Exclude the pictures and retype the entries as written.
··· Stored rows
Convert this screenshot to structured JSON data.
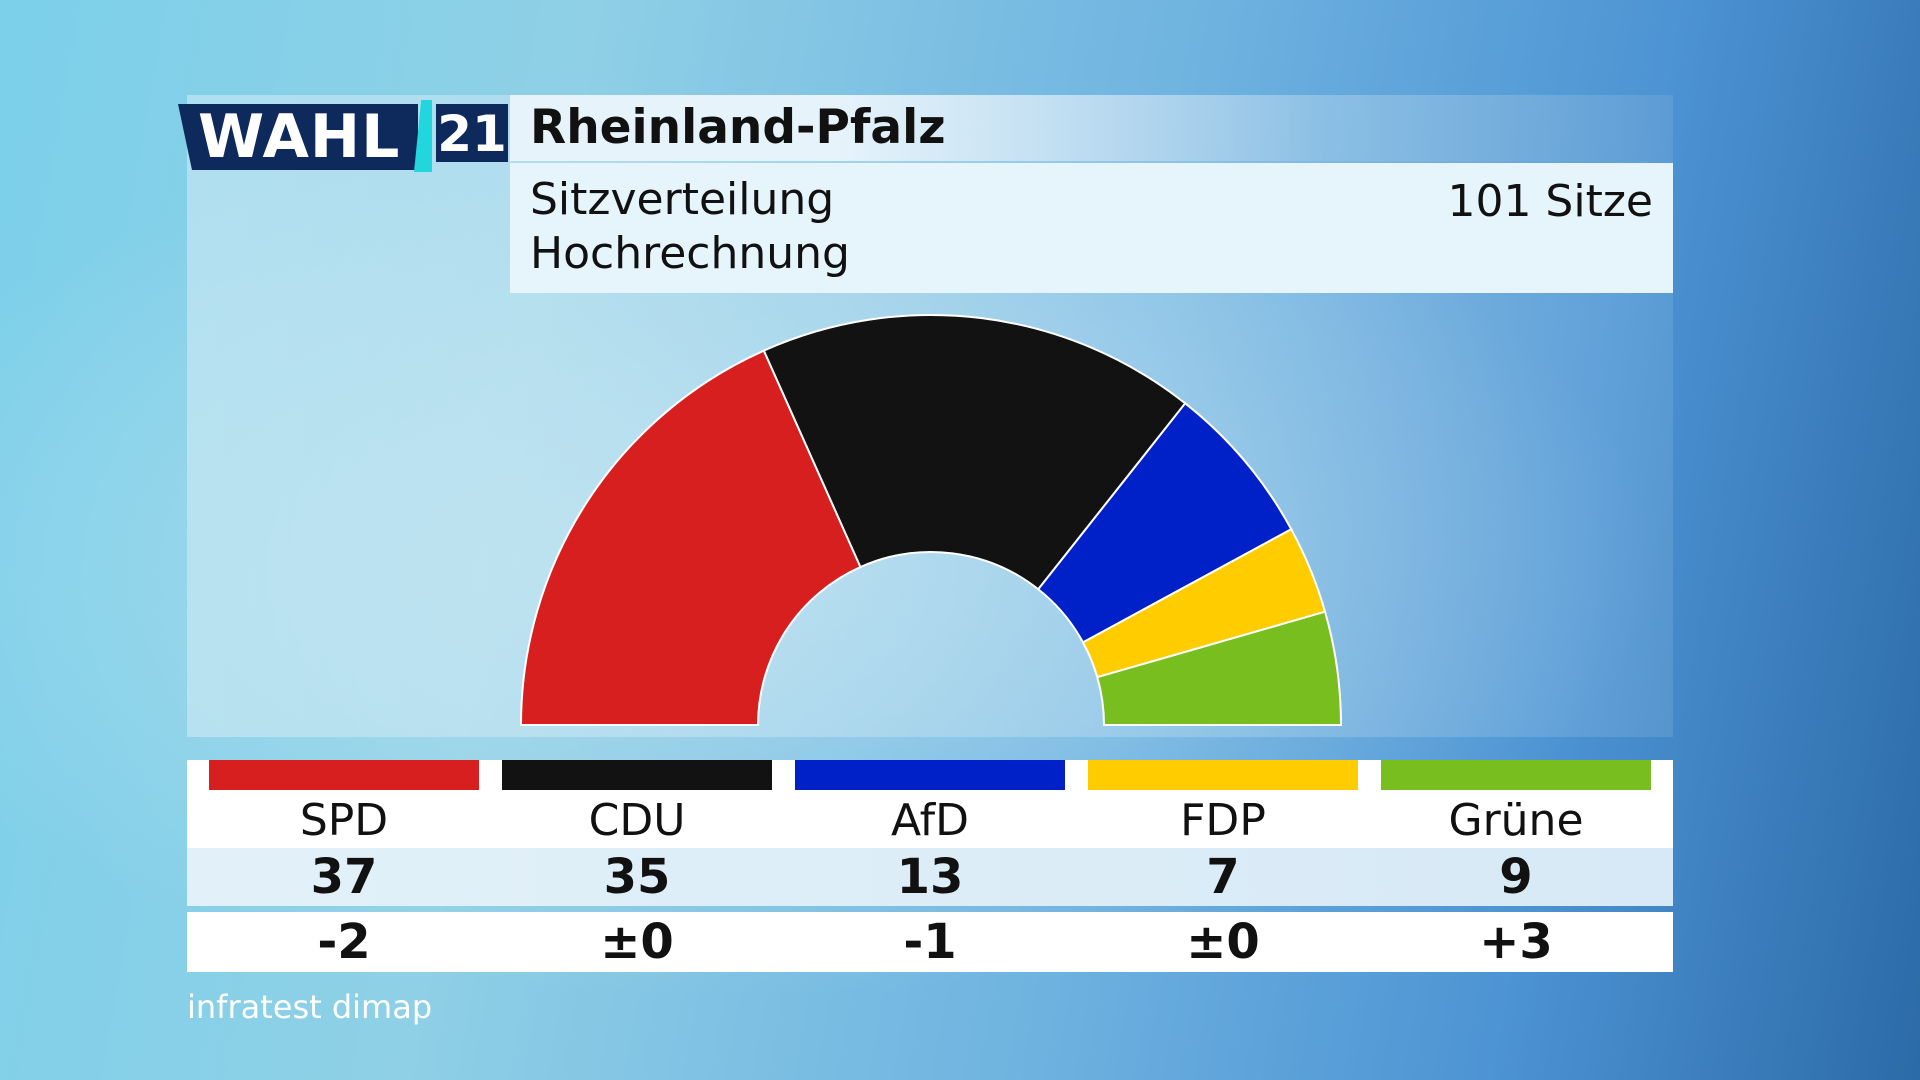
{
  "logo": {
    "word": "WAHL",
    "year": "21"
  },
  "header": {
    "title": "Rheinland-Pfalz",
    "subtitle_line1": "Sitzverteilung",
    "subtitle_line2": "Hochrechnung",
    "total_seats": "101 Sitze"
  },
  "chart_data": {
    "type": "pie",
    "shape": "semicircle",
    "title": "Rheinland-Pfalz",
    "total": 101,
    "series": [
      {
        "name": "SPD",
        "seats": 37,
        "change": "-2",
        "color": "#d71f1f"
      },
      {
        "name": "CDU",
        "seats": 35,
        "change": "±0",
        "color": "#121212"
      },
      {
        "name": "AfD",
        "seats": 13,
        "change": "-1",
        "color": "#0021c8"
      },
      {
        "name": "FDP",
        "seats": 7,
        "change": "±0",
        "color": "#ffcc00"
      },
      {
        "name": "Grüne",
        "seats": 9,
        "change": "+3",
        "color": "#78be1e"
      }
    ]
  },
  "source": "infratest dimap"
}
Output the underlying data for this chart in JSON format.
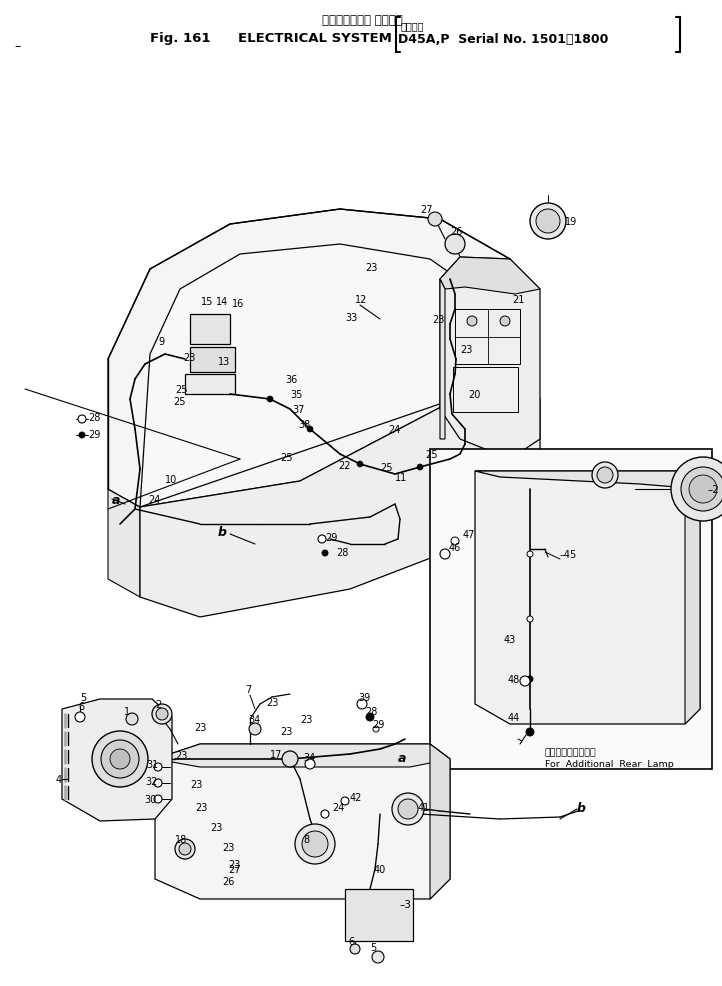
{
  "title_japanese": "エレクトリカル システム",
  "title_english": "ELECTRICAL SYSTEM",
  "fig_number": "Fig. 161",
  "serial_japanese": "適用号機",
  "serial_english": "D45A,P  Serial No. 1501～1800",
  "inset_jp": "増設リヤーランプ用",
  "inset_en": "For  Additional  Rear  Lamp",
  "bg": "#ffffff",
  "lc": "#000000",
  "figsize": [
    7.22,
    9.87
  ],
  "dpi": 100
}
······
- [Written answer]
Convert this screenshot to structured JSON data.
{
  "logo": {
    "word": "WAHL",
    "year": "21"
  },
  "header": {
    "title": "Rheinland-Pfalz",
    "subtitle_line1": "Sitzverteilung",
    "subtitle_line2": "Hochrechnung",
    "total_seats": "101 Sitze"
  },
  "chart_data": {
    "type": "pie",
    "shape": "semicircle",
    "title": "Rheinland-Pfalz",
    "total": 101,
    "series": [
      {
        "name": "SPD",
        "seats": 37,
        "change": "-2",
        "color": "#d71f1f"
      },
      {
        "name": "CDU",
        "seats": 35,
        "change": "±0",
        "color": "#121212"
      },
      {
        "name": "AfD",
        "seats": 13,
        "change": "-1",
        "color": "#0021c8"
      },
      {
        "name": "FDP",
        "seats": 7,
        "change": "±0",
        "color": "#ffcc00"
      },
      {
        "name": "Grüne",
        "seats": 9,
        "change": "+3",
        "color": "#78be1e"
      }
    ]
  },
  "source": "infratest dimap"
}
Output the underlying data for this chart in JSON format.
{
  "title_japanese": "エレクトリカル システム",
  "title_english": "ELECTRICAL SYSTEM",
  "fig_number": "Fig. 161",
  "serial_japanese": "適用号機",
  "serial_english": "D45A,P  Serial No. 1501～1800",
  "inset_jp": "増設リヤーランプ用",
  "inset_en": "For  Additional  Rear  Lamp",
  "bg": "#ffffff",
  "lc": "#000000",
  "figsize": [
    7.22,
    9.87
  ],
  "dpi": 100
}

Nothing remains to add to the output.